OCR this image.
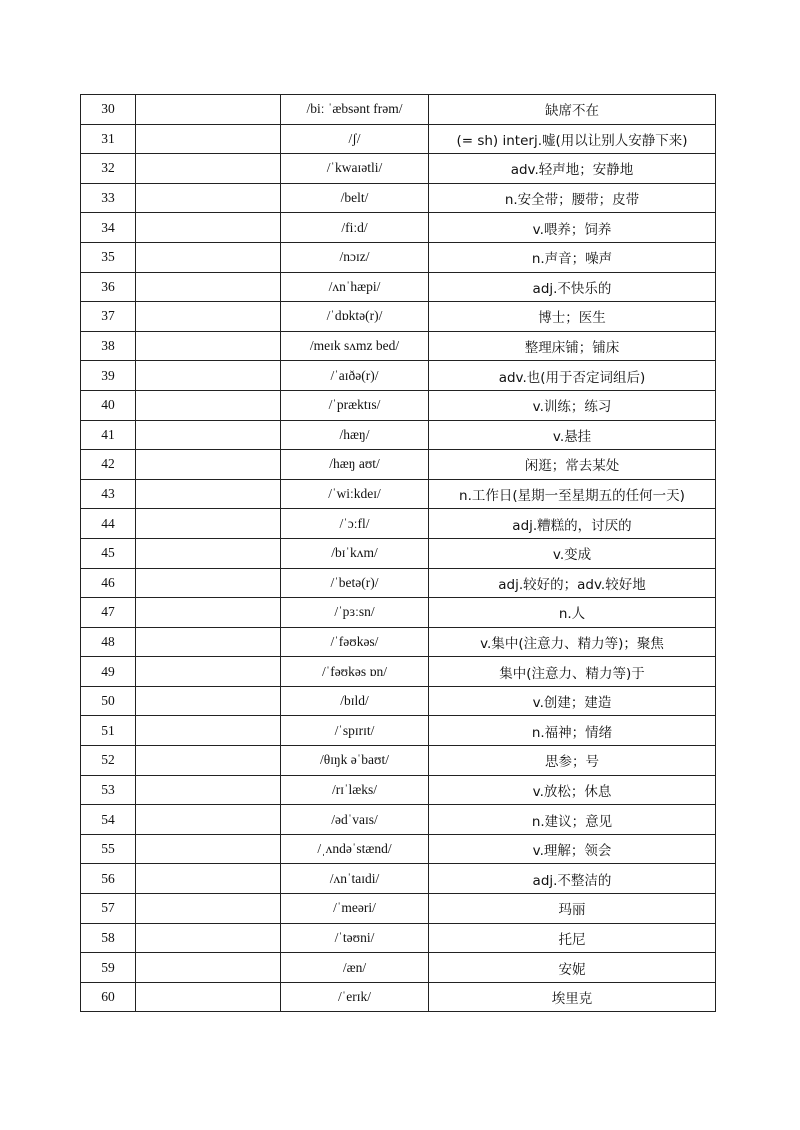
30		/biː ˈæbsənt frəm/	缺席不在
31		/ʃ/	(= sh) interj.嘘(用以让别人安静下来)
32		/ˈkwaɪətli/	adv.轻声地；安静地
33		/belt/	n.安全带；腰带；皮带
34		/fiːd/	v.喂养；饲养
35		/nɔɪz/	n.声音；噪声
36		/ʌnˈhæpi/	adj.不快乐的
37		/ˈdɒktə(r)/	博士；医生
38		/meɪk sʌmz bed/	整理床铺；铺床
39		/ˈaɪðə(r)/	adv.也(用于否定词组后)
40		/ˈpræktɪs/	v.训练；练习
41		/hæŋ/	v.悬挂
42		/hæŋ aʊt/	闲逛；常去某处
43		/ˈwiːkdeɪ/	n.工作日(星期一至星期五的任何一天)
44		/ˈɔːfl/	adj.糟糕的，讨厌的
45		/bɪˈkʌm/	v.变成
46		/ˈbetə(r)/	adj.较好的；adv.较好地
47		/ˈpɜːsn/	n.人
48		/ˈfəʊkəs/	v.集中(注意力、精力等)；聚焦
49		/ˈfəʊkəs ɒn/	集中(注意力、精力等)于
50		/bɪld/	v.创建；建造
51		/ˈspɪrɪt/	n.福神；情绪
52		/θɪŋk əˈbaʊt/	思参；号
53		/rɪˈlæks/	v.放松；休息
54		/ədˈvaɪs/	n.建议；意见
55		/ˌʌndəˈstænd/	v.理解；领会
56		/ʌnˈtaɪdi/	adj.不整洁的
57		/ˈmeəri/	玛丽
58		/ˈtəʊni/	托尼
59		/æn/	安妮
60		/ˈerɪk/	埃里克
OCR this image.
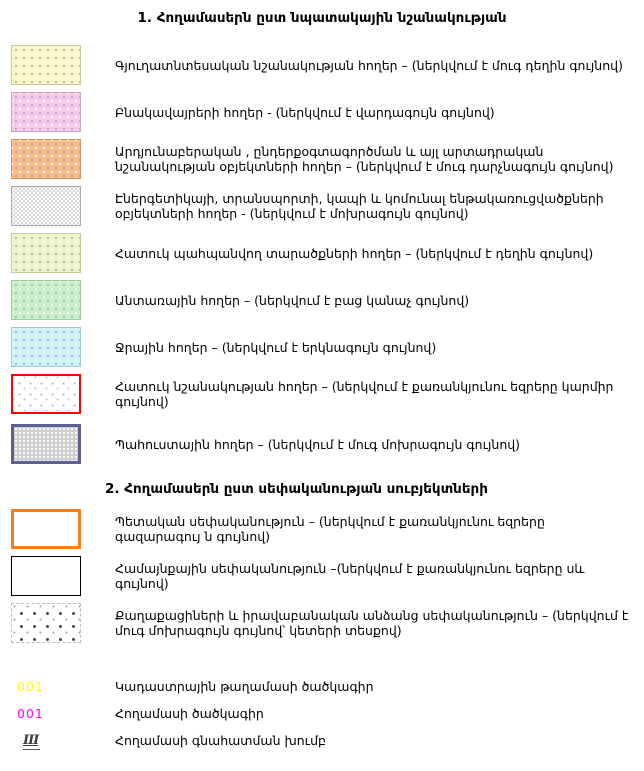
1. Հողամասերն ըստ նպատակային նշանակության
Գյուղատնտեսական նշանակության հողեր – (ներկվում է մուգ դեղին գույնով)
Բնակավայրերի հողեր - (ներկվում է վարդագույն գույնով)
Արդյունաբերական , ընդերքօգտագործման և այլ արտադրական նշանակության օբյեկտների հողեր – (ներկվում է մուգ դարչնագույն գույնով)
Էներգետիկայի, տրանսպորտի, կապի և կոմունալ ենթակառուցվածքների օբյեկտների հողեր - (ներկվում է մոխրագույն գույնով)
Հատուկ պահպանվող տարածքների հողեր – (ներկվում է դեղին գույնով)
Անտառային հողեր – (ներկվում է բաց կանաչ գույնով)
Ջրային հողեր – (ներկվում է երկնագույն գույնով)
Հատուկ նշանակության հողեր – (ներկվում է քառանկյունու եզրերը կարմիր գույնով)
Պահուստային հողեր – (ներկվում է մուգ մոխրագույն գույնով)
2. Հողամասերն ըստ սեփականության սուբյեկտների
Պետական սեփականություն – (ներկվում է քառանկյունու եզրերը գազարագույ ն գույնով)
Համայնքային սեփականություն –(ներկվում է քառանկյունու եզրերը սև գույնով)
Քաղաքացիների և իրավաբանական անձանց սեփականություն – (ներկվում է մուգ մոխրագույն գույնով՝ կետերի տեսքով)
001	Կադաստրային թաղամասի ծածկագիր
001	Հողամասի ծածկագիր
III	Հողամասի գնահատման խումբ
=-=-=
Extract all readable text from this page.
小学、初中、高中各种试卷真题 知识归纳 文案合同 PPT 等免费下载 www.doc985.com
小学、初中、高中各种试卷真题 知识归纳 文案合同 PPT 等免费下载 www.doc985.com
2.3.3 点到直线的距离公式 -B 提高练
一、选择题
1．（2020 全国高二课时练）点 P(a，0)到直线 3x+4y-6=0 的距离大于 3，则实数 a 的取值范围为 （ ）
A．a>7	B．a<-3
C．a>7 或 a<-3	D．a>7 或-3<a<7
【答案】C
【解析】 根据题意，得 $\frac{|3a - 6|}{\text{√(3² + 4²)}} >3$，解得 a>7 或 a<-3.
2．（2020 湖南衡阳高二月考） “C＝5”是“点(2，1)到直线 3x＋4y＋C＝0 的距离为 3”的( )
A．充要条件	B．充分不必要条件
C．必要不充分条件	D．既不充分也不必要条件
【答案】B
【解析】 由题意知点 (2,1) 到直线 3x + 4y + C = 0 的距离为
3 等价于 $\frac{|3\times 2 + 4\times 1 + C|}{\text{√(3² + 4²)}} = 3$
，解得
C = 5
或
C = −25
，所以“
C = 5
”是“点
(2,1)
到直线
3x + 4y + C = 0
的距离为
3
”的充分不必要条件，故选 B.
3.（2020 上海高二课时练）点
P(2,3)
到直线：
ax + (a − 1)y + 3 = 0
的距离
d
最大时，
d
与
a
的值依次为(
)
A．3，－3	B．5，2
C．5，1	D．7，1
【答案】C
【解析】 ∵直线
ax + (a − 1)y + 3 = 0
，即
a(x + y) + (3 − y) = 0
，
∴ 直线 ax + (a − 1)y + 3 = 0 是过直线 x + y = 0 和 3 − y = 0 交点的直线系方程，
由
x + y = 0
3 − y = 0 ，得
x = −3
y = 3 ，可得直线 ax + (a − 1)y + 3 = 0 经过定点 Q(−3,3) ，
=-=-=
**Exercise directions:** Gather and copy every line of the data in which the string "的距离为" is found.

**Response to this exercise:**
2．（2020 湖南衡阳高二月考） “C＝5”是“点(2，1)到直线 3x＋4y＋C＝0 的距离为 3”的( )
【解析】 由题意知点 (2,1) 到直线 3x + 4y + C = 0 的距离为
的距离为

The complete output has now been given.